= WRITTEN TASK =
Check each line below for "участия" and report how many have it, nothing else.

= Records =

^^^^

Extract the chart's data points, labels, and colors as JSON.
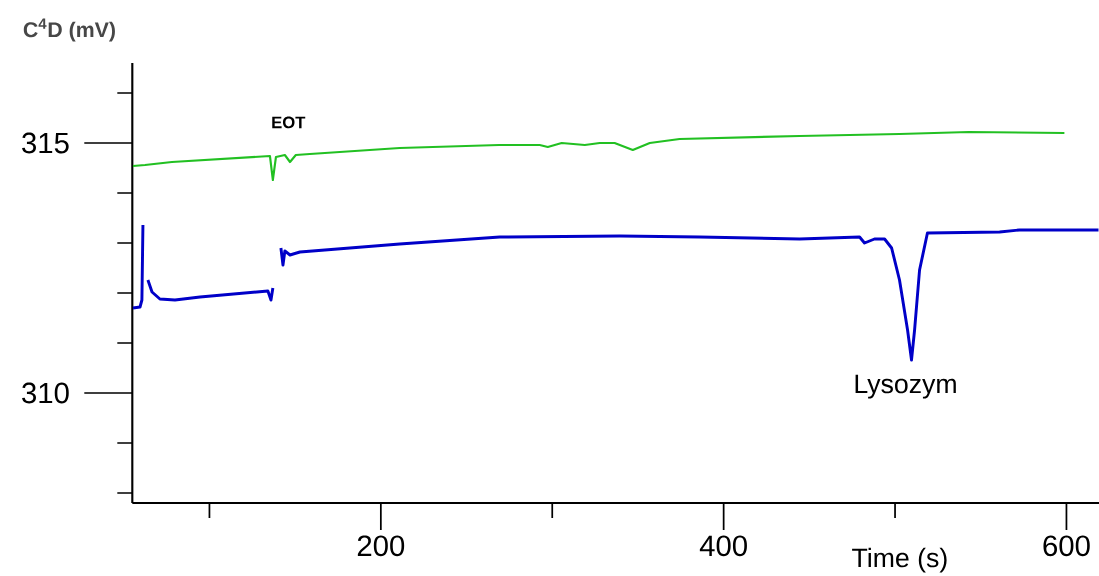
{
  "chart_data": {
    "type": "line",
    "xlabel": "Time (s)",
    "ylabel": "C$^{4}$D  (mV)",
    "xlim": [
      55,
      619
    ],
    "ylim": [
      307.8,
      316.6
    ],
    "xticks": [
      {
        "value": 100,
        "label": null
      },
      200,
      {
        "value": 300,
        "label": null
      },
      400,
      {
        "value": 500,
        "label": null
      },
      600
    ],
    "yticks": [
      {
        "value": 308,
        "label": null
      },
      {
        "value": 309,
        "label": null
      },
      310,
      {
        "value": 311,
        "label": null
      },
      {
        "value": 312,
        "label": null
      },
      {
        "value": 313,
        "label": null
      },
      {
        "value": 314,
        "label": null
      },
      315,
      {
        "value": 316,
        "label": null
      }
    ],
    "marker": "none",
    "line_style": "solid",
    "annotations": [
      {
        "text": "EOT",
        "x": 146,
        "y": 314.76
      },
      {
        "text": "Lysozym",
        "x": 509.6,
        "y": 310.66
      }
    ],
    "series": [
      {
        "color": "#22c022",
        "x": [
          55.4,
          62.4,
          78.1,
          135.3,
          137,
          138.8,
          144,
          147,
          150.4,
          158.6,
          211,
          269,
          292.7,
          297.4,
          305.5,
          319,
          327.7,
          336.4,
          347,
          356.9,
          374.3,
          444.3,
          502.6,
          543,
          598.8
        ],
        "values": [
          314.54,
          314.56,
          314.62,
          314.74,
          314.26,
          314.72,
          314.76,
          314.62,
          314.76,
          314.78,
          314.9,
          314.96,
          314.96,
          314.92,
          315.0,
          314.96,
          315.0,
          315.0,
          314.86,
          315.0,
          315.08,
          315.14,
          315.18,
          315.22,
          315.2
        ]
      },
      {
        "color": "#0000c8",
        "x": [
          55.4,
          59.5,
          60.6,
          61.2,
          61.8,
          63.6,
          64.1,
          66.5,
          71.1,
          79.9,
          94.5,
          134.1,
          135.9,
          137.0,
          137.6,
          138.8,
          141.1,
          141.7,
          142.9,
          144,
          147,
          152.8,
          211,
          269.4,
          339.4,
          386,
          444.3,
          479.3,
          482.2,
          488,
          493.9,
          498,
          502.6,
          507.3,
          509.6,
          511.4,
          514.3,
          518.9,
          561,
          572.6,
          618.7
        ],
        "values": [
          311.7,
          311.72,
          311.86,
          313.36,
          null,
          null,
          312.26,
          312.02,
          311.88,
          311.86,
          311.92,
          312.04,
          311.86,
          312.1,
          null,
          null,
          null,
          312.9,
          312.56,
          312.84,
          312.76,
          312.82,
          312.98,
          313.12,
          313.14,
          313.12,
          313.08,
          313.12,
          313.0,
          313.08,
          313.08,
          312.9,
          312.26,
          311.26,
          310.66,
          311.26,
          312.46,
          313.2,
          313.22,
          313.26,
          313.26
        ]
      }
    ]
  }
}
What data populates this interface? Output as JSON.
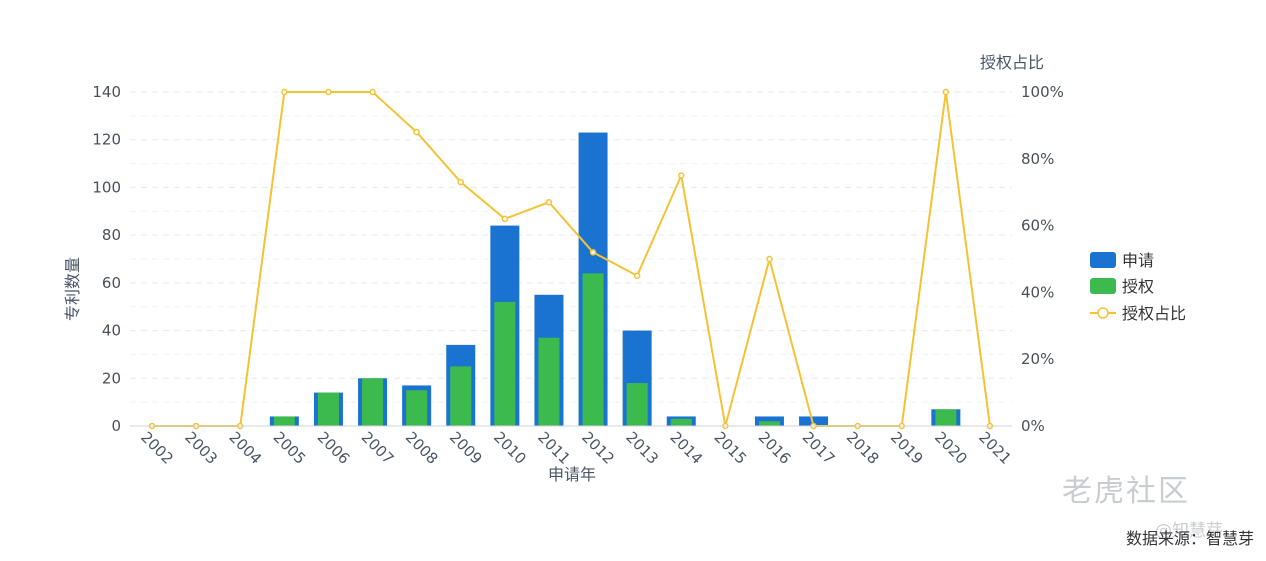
{
  "chart_data": {
    "type": "bar",
    "categories": [
      "2002",
      "2003",
      "2004",
      "2005",
      "2006",
      "2007",
      "2008",
      "2009",
      "2010",
      "2011",
      "2012",
      "2013",
      "2014",
      "2015",
      "2016",
      "2017",
      "2018",
      "2019",
      "2020",
      "2021"
    ],
    "series": [
      {
        "name": "申请",
        "type": "bar",
        "color": "#1a73d1",
        "axis": "left",
        "values": [
          0,
          0,
          0,
          4,
          14,
          20,
          17,
          34,
          84,
          55,
          123,
          40,
          4,
          0,
          4,
          4,
          0,
          0,
          7,
          0
        ]
      },
      {
        "name": "授权",
        "type": "bar",
        "color": "#3dba4e",
        "axis": "left",
        "values": [
          0,
          0,
          0,
          4,
          14,
          20,
          15,
          25,
          52,
          37,
          64,
          18,
          3,
          0,
          2,
          0,
          0,
          0,
          7,
          0
        ]
      },
      {
        "name": "授权占比",
        "type": "line",
        "color": "#f5c236",
        "axis": "right",
        "values": [
          0,
          0,
          0,
          100,
          100,
          100,
          88,
          73,
          62,
          67,
          52,
          45,
          75,
          0,
          50,
          0,
          0,
          0,
          100,
          0
        ]
      }
    ],
    "xlabel": "申请年",
    "ylabel": "专利数量",
    "y2label": "授权占比",
    "ylim": [
      0,
      140
    ],
    "yticks": [
      0,
      20,
      40,
      60,
      80,
      100,
      120,
      140
    ],
    "y2lim": [
      0,
      100
    ],
    "y2ticks": [
      "0%",
      "20%",
      "40%",
      "60%",
      "80%",
      "100%"
    ],
    "grid": true,
    "legend_position": "right"
  },
  "source_text": "数据来源：智慧芽",
  "watermark_text": "老虎社区",
  "watermark_sub": "@知慧芽"
}
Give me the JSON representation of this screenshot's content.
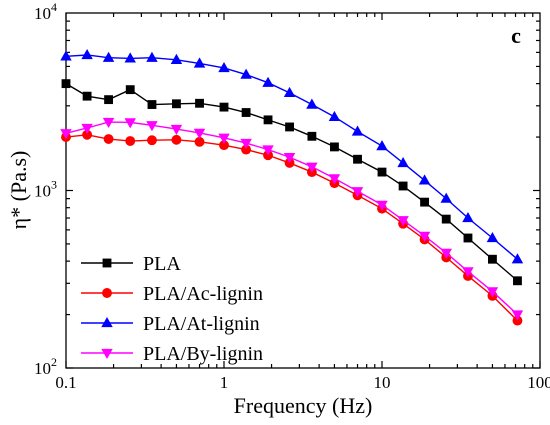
{
  "chart_data": {
    "type": "line",
    "panel_label": "c",
    "xlabel": "Frequency (Hz)",
    "ylabel": "η* (Pa.s)",
    "xscale": "log",
    "yscale": "log",
    "xlim": [
      0.1,
      100
    ],
    "ylim": [
      100,
      10000
    ],
    "grid": false,
    "legend_position": "bottom-left",
    "x_ticks": [
      {
        "value": 0.1,
        "label": "0.1"
      },
      {
        "value": 1,
        "label": "1"
      },
      {
        "value": 10,
        "label": "10"
      },
      {
        "value": 100,
        "label": "100"
      }
    ],
    "y_ticks": [
      {
        "value": 100,
        "base": "10",
        "exp": "2"
      },
      {
        "value": 1000,
        "base": "10",
        "exp": "3"
      },
      {
        "value": 10000,
        "base": "10",
        "exp": "4"
      }
    ],
    "x": [
      0.1,
      0.136,
      0.186,
      0.255,
      0.35,
      0.5,
      0.7,
      1.0,
      1.38,
      1.9,
      2.6,
      3.6,
      5.0,
      7.0,
      10,
      13.6,
      18.6,
      25.5,
      35,
      50,
      72
    ],
    "series": [
      {
        "name": "PLA",
        "color": "#000000",
        "marker": "square",
        "values": [
          4000,
          3400,
          3250,
          3700,
          3050,
          3080,
          3100,
          2950,
          2750,
          2500,
          2280,
          2020,
          1760,
          1500,
          1270,
          1060,
          860,
          690,
          540,
          410,
          310
        ]
      },
      {
        "name": "PLA/Ac-lignin",
        "color": "#ff0000",
        "marker": "circle",
        "values": [
          2000,
          2060,
          1950,
          1900,
          1920,
          1930,
          1880,
          1800,
          1700,
          1580,
          1430,
          1270,
          1100,
          940,
          790,
          650,
          530,
          420,
          330,
          255,
          185
        ]
      },
      {
        "name": "PLA/At-lignin",
        "color": "#0000ff",
        "marker": "triangle-up",
        "values": [
          5700,
          5800,
          5600,
          5550,
          5600,
          5450,
          5200,
          4900,
          4500,
          4050,
          3550,
          3050,
          2600,
          2150,
          1780,
          1430,
          1140,
          900,
          700,
          540,
          410
        ]
      },
      {
        "name": "PLA/By-lignin",
        "color": "#ff00ff",
        "marker": "triangle-down",
        "values": [
          2100,
          2250,
          2430,
          2420,
          2330,
          2220,
          2110,
          1980,
          1850,
          1700,
          1540,
          1360,
          1170,
          990,
          830,
          680,
          555,
          445,
          350,
          270,
          200
        ]
      }
    ]
  }
}
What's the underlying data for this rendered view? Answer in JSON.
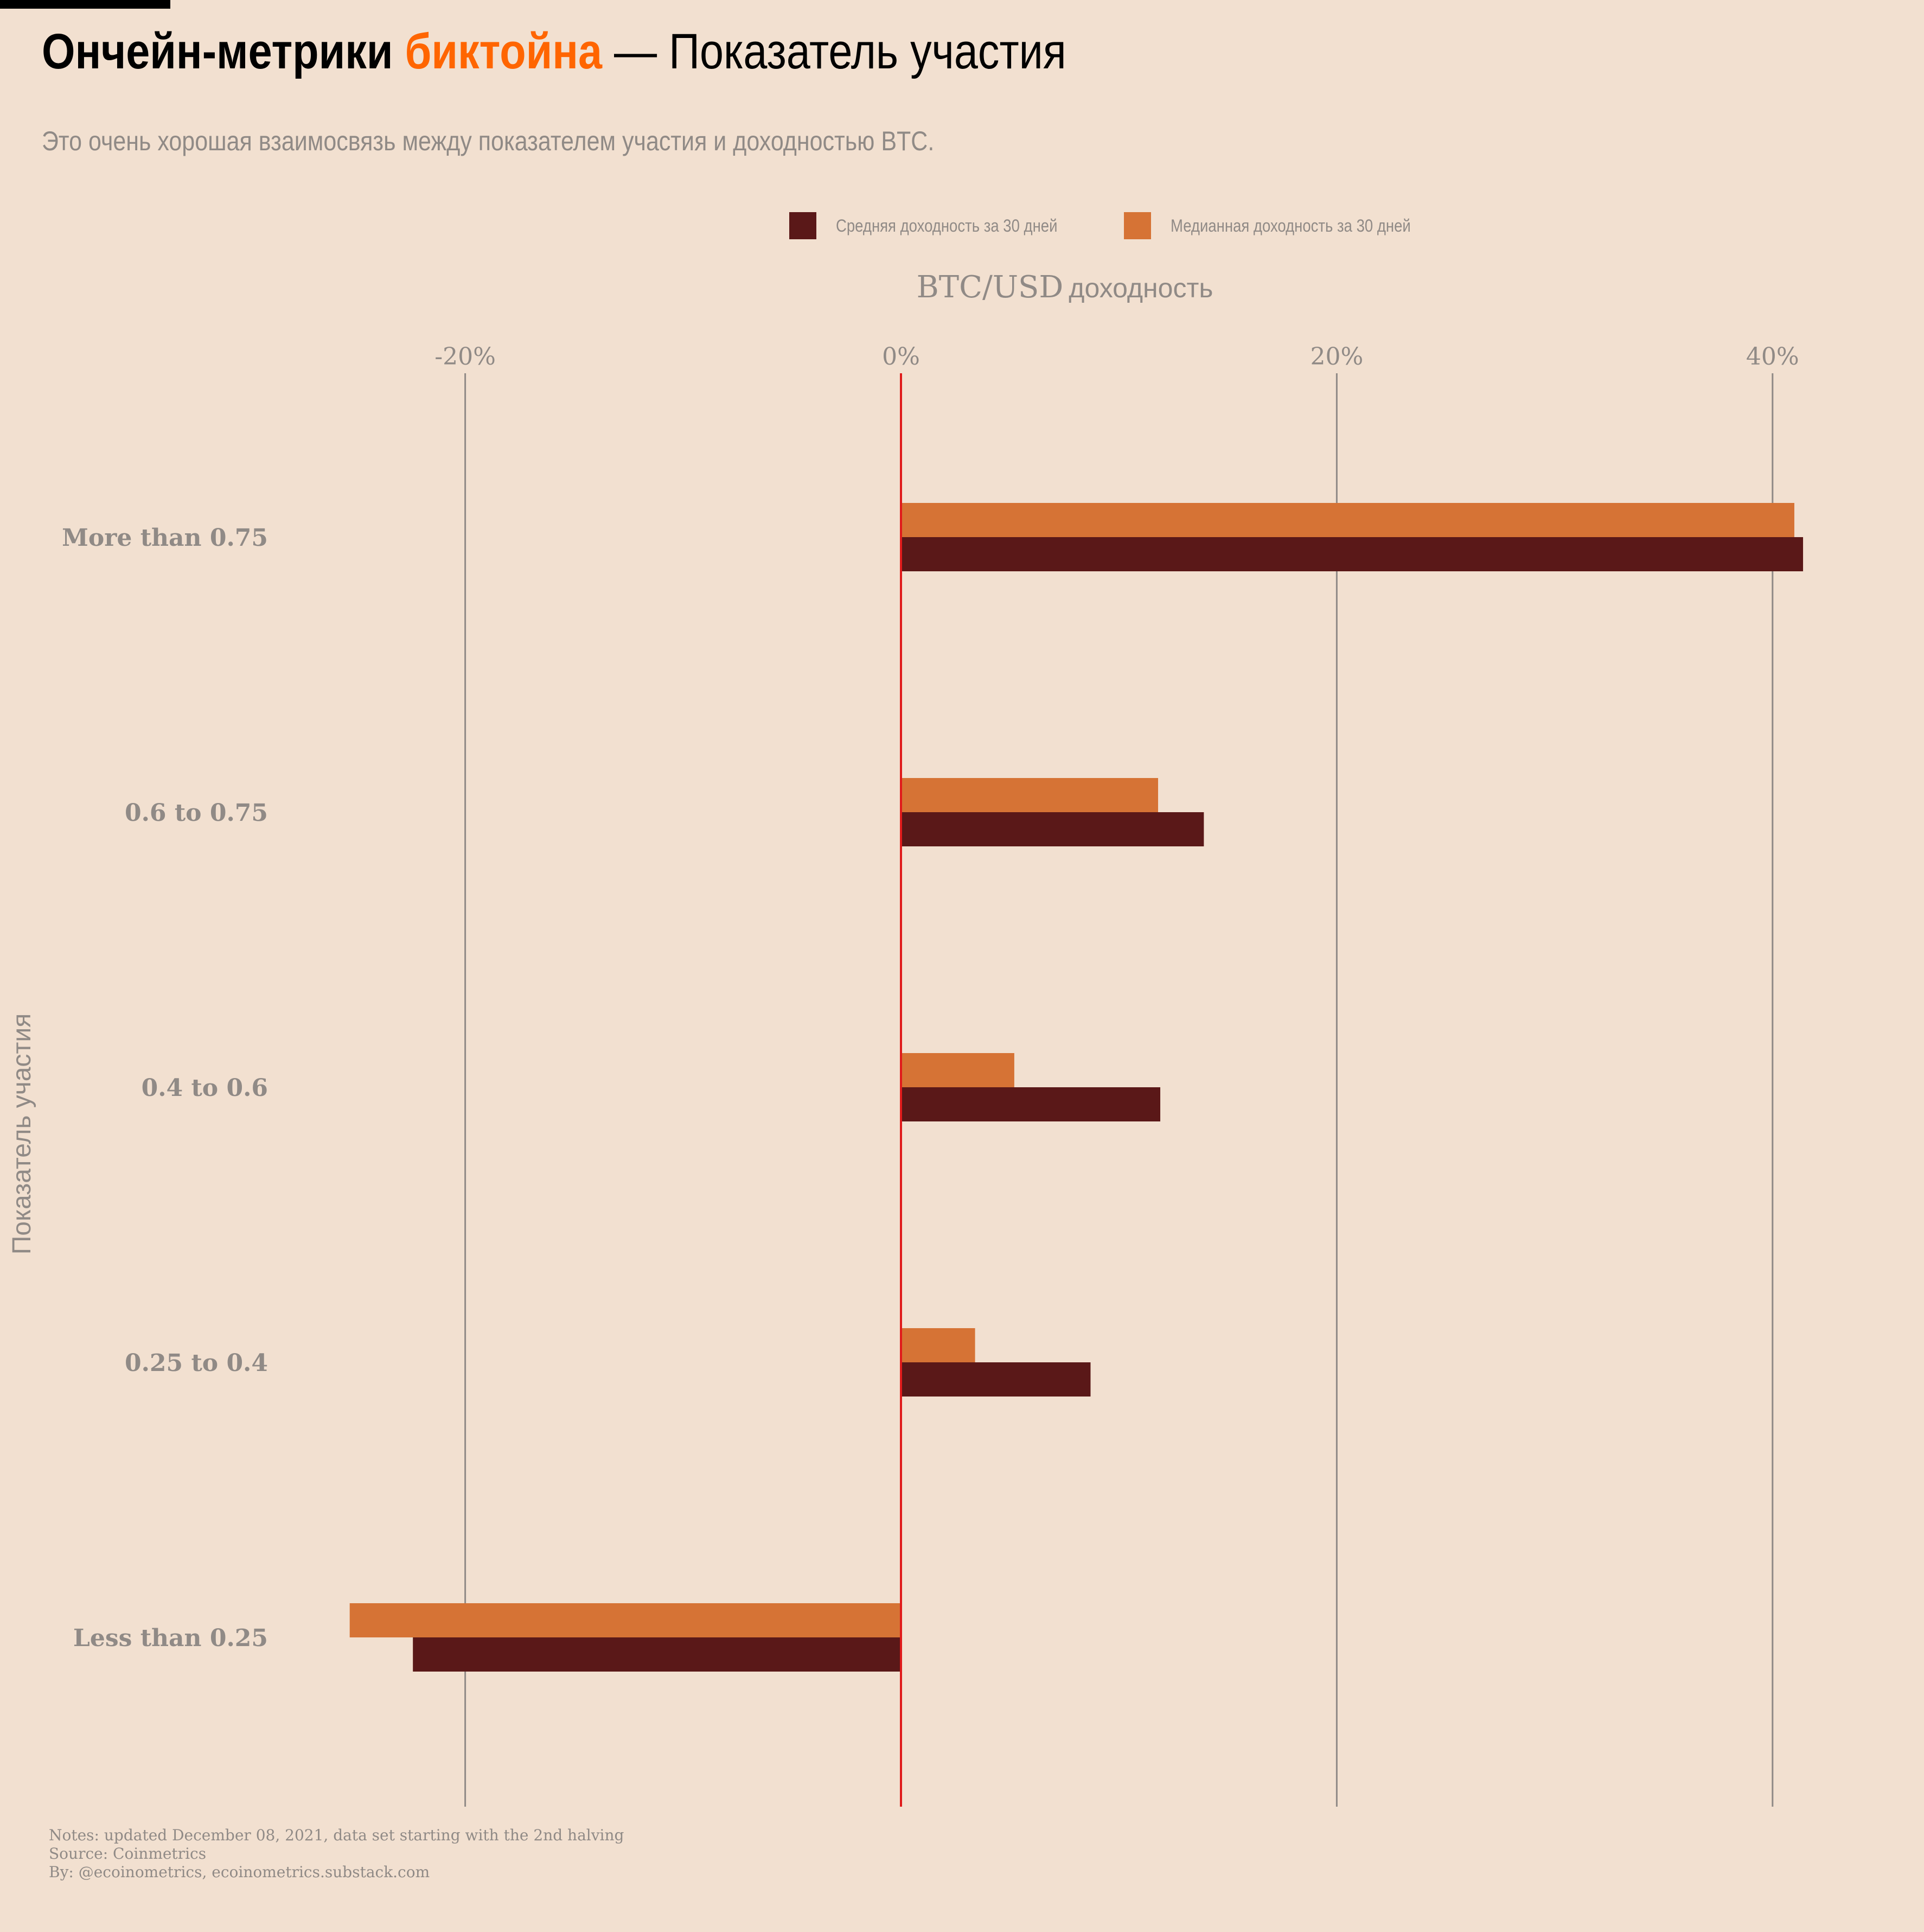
{
  "title": {
    "part1": "Ончейн-метрики ",
    "part2": "биктойна",
    "part3": " — Показатель участия"
  },
  "subtitle": "Это очень хорошая взаимосвязь между показателем участия и доходностью BTC.",
  "colors": {
    "background": "#f2e0d0",
    "mean": "#5a1818",
    "median": "#d67335",
    "accent": "#ff6500",
    "zero_line": "#e01b1b",
    "grid": "#908a86",
    "muted_text": "#908a86"
  },
  "chart_data": {
    "type": "bar",
    "orientation": "horizontal",
    "x_title_main": "BTC/USD",
    "x_title_suffix": "доходность",
    "ylabel": "Показатель участия",
    "xlim": [
      -40,
      45
    ],
    "xticks": [
      -20,
      0,
      20,
      40
    ],
    "xtick_labels": [
      "-20%",
      "0%",
      "20%",
      "40%"
    ],
    "x_axis_position": "top",
    "grid": true,
    "legend_position": "top",
    "categories": [
      "More than 0.75",
      "0.6 to 0.75",
      "0.4 to 0.6",
      "0.25 to 0.4",
      "Less than 0.25"
    ],
    "series": [
      {
        "name": "Средняя  доходность за 30 дней",
        "color": "#5a1818",
        "values": [
          41.4,
          13.9,
          11.9,
          8.7,
          -22.4
        ]
      },
      {
        "name": "Медианная доходность за 30 дней",
        "color": "#d67335",
        "values": [
          41.0,
          11.8,
          5.2,
          3.4,
          -25.3
        ]
      }
    ]
  },
  "footer": {
    "notes": "Notes: updated December 08, 2021, data set starting with the 2nd halving",
    "source": "Source: Coinmetrics",
    "by": "By: @ecoinometrics, ecoinometrics.substack.com"
  }
}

^^^^

= SOLUTION FOR THIS TASK =
3